• [Short problem] What is needed here is an exact copy of every entry.

• [Extracted material]

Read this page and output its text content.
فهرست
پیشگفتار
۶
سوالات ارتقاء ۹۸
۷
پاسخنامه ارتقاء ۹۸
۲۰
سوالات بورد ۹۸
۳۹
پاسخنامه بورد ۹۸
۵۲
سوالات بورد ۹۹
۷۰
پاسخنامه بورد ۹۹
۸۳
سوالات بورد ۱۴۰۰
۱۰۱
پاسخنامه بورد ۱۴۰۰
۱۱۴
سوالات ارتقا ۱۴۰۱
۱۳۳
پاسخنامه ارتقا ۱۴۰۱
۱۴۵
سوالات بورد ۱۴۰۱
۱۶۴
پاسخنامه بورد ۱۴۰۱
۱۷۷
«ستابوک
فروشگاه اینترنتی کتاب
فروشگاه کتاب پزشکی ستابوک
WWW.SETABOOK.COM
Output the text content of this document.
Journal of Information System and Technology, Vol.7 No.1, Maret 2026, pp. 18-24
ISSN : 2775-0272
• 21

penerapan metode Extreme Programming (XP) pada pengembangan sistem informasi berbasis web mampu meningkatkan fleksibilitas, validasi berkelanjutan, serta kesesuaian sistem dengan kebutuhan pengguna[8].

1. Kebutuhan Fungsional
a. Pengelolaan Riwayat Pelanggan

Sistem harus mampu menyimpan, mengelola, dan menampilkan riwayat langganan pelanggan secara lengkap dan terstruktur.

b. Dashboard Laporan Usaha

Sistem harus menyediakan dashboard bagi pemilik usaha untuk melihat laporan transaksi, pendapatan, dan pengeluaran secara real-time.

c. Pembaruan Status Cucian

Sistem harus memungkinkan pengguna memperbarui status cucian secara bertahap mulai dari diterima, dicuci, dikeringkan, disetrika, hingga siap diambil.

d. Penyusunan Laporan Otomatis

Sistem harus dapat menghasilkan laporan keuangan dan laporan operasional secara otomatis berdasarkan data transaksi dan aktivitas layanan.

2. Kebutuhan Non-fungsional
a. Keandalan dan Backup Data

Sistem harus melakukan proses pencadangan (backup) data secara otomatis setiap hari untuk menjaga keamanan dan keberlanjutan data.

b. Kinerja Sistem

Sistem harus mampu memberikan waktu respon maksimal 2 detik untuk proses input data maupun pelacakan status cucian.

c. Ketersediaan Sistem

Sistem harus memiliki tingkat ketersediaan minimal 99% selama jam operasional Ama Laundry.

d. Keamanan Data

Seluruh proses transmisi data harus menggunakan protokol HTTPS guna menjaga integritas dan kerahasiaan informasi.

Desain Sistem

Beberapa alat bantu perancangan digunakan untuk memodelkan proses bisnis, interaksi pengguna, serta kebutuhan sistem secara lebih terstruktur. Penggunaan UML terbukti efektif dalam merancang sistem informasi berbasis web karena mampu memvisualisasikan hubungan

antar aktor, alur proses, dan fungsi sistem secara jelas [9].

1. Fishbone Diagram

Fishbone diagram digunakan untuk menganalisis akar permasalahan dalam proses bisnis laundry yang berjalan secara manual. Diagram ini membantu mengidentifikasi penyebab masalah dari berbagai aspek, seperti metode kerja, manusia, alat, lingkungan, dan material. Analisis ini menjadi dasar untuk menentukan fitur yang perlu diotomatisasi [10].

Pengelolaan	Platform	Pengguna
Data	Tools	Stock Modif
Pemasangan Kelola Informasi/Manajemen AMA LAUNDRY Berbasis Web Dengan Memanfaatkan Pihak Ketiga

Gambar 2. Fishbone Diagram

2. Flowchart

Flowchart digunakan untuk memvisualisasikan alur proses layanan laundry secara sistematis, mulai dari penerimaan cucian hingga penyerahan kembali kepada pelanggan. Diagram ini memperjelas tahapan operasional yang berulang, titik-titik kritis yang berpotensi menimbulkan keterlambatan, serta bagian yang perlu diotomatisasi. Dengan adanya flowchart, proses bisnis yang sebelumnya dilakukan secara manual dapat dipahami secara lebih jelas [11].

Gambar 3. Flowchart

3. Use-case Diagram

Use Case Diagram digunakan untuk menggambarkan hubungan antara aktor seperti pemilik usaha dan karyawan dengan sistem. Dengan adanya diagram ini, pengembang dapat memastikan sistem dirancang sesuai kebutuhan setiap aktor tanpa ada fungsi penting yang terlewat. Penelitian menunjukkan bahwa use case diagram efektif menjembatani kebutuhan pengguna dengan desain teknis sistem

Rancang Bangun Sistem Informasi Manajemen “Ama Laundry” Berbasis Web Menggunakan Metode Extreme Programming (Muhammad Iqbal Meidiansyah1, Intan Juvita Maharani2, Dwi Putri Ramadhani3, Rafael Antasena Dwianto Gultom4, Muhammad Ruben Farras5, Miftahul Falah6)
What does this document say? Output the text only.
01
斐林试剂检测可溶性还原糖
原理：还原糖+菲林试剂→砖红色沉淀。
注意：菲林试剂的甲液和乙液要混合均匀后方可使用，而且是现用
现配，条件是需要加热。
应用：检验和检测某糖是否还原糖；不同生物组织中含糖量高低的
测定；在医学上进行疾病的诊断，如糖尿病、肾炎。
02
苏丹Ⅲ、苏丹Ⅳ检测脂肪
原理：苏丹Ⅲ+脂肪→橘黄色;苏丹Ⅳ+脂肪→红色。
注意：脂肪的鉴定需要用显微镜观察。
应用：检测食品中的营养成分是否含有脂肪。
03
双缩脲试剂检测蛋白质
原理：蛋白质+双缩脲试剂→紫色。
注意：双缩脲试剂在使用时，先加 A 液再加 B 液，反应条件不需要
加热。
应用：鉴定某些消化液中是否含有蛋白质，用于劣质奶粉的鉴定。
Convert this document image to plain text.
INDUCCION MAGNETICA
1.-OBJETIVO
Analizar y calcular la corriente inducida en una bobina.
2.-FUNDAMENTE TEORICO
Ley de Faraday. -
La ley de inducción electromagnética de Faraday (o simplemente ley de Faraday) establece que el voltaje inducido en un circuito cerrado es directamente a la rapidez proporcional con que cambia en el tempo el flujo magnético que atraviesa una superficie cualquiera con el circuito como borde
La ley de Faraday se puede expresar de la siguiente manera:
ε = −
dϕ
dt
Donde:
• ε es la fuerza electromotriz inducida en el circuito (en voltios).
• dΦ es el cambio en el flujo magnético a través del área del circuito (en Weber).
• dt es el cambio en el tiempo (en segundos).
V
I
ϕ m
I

• [Solution to the problem]
Read this page and output its text content.
فهرست
پیشگفتار
۶
سوالات ارتقاء ۹۸
۷
پاسخنامه ارتقاء ۹۸
۲۰
سوالات بورد ۹۸
۳۹
پاسخنامه بورد ۹۸
۵۲
سوالات بورد ۹۹
۷۰
پاسخنامه بورد ۹۹
۸۳
سوالات بورد ۱۴۰۰
۱۰۱
پاسخنامه بورد ۱۴۰۰
۱۱۴
سوالات ارتقا ۱۴۰۱
۱۳۳
پاسخنامه ارتقا ۱۴۰۱
۱۴۵
سوالات بورد ۱۴۰۱
۱۶۴
پاسخنامه بورد ۱۴۰۱
۱۷۷
«ستابوک
فروشگاه اینترنتی کتاب
فروشگاه کتاب پزشکی ستابوک
WWW.SETABOOK.COM
Output the text content of this document.
Journal of Information System and Technology, Vol.7 No.1, Maret 2026, pp. 18-24
ISSN : 2775-0272
• 21

penerapan metode Extreme Programming (XP) pada pengembangan sistem informasi berbasis web mampu meningkatkan fleksibilitas, validasi berkelanjutan, serta kesesuaian sistem dengan kebutuhan pengguna[8].

1. Kebutuhan Fungsional
a. Pengelolaan Riwayat Pelanggan

Sistem harus mampu menyimpan, mengelola, dan menampilkan riwayat langganan pelanggan secara lengkap dan terstruktur.

b. Dashboard Laporan Usaha

Sistem harus menyediakan dashboard bagi pemilik usaha untuk melihat laporan transaksi, pendapatan, dan pengeluaran secara real-time.

c. Pembaruan Status Cucian

Sistem harus memungkinkan pengguna memperbarui status cucian secara bertahap mulai dari diterima, dicuci, dikeringkan, disetrika, hingga siap diambil.

d. Penyusunan Laporan Otomatis

Sistem harus dapat menghasilkan laporan keuangan dan laporan operasional secara otomatis berdasarkan data transaksi dan aktivitas layanan.

2. Kebutuhan Non-fungsional
a. Keandalan dan Backup Data

Sistem harus melakukan proses pencadangan (backup) data secara otomatis setiap hari untuk menjaga keamanan dan keberlanjutan data.

b. Kinerja Sistem

Sistem harus mampu memberikan waktu respon maksimal 2 detik untuk proses input data maupun pelacakan status cucian.

c. Ketersediaan Sistem

Sistem harus memiliki tingkat ketersediaan minimal 99% selama jam operasional Ama Laundry.

d. Keamanan Data

Seluruh proses transmisi data harus menggunakan protokol HTTPS guna menjaga integritas dan kerahasiaan informasi.

Desain Sistem

Beberapa alat bantu perancangan digunakan untuk memodelkan proses bisnis, interaksi pengguna, serta kebutuhan sistem secara lebih terstruktur. Penggunaan UML terbukti efektif dalam merancang sistem informasi berbasis web karena mampu memvisualisasikan hubungan

antar aktor, alur proses, dan fungsi sistem secara jelas [9].

1. Fishbone Diagram

Fishbone diagram digunakan untuk menganalisis akar permasalahan dalam proses bisnis laundry yang berjalan secara manual. Diagram ini membantu mengidentifikasi penyebab masalah dari berbagai aspek, seperti metode kerja, manusia, alat, lingkungan, dan material. Analisis ini menjadi dasar untuk menentukan fitur yang perlu diotomatisasi [10].

Pengelolaan	Platform	Pengguna
Data	Tools	Stock Modif
Pemasangan Kelola Informasi/Manajemen AMA LAUNDRY Berbasis Web Dengan Memanfaatkan Pihak Ketiga

Gambar 2. Fishbone Diagram

2. Flowchart

Flowchart digunakan untuk memvisualisasikan alur proses layanan laundry secara sistematis, mulai dari penerimaan cucian hingga penyerahan kembali kepada pelanggan. Diagram ini memperjelas tahapan operasional yang berulang, titik-titik kritis yang berpotensi menimbulkan keterlambatan, serta bagian yang perlu diotomatisasi. Dengan adanya flowchart, proses bisnis yang sebelumnya dilakukan secara manual dapat dipahami secara lebih jelas [11].

Gambar 3. Flowchart

3. Use-case Diagram

Use Case Diagram digunakan untuk menggambarkan hubungan antara aktor seperti pemilik usaha dan karyawan dengan sistem. Dengan adanya diagram ini, pengembang dapat memastikan sistem dirancang sesuai kebutuhan setiap aktor tanpa ada fungsi penting yang terlewat. Penelitian menunjukkan bahwa use case diagram efektif menjembatani kebutuhan pengguna dengan desain teknis sistem

Rancang Bangun Sistem Informasi Manajemen “Ama Laundry” Berbasis Web Menggunakan Metode Extreme Programming (Muhammad Iqbal Meidiansyah1, Intan Juvita Maharani2, Dwi Putri Ramadhani3, Rafael Antasena Dwianto Gultom4, Muhammad Ruben Farras5, Miftahul Falah6)
What does this document say? Output the text only.
01
斐林试剂检测可溶性还原糖
原理：还原糖+菲林试剂→砖红色沉淀。
注意：菲林试剂的甲液和乙液要混合均匀后方可使用，而且是现用
现配，条件是需要加热。
应用：检验和检测某糖是否还原糖；不同生物组织中含糖量高低的
测定；在医学上进行疾病的诊断，如糖尿病、肾炎。
02
苏丹Ⅲ、苏丹Ⅳ检测脂肪
原理：苏丹Ⅲ+脂肪→橘黄色;苏丹Ⅳ+脂肪→红色。
注意：脂肪的鉴定需要用显微镜观察。
应用：检测食品中的营养成分是否含有脂肪。
03
双缩脲试剂检测蛋白质
原理：蛋白质+双缩脲试剂→紫色。
注意：双缩脲试剂在使用时，先加 A 液再加 B 液，反应条件不需要
加热。
应用：鉴定某些消化液中是否含有蛋白质，用于劣质奶粉的鉴定。
Convert this document image to plain text.
INDUCCION MAGNETICA
1.-OBJETIVO
Analizar y calcular la corriente inducida en una bobina.
2.-FUNDAMENTE TEORICO
Ley de Faraday. -
La ley de inducción electromagnética de Faraday (o simplemente ley de Faraday) establece que el voltaje inducido en un circuito cerrado es directamente a la rapidez proporcional con que cambia en el tempo el flujo magnético que atraviesa una superficie cualquiera con el circuito como borde
La ley de Faraday se puede expresar de la siguiente manera:
ε = −
dϕ
dt
Donde:
• ε es la fuerza electromotriz inducida en el circuito (en voltios).
• dΦ es el cambio en el flujo magnético a través del área del circuito (en Weber).
• dt es el cambio en el tiempo (en segundos).
V
I
ϕ m
I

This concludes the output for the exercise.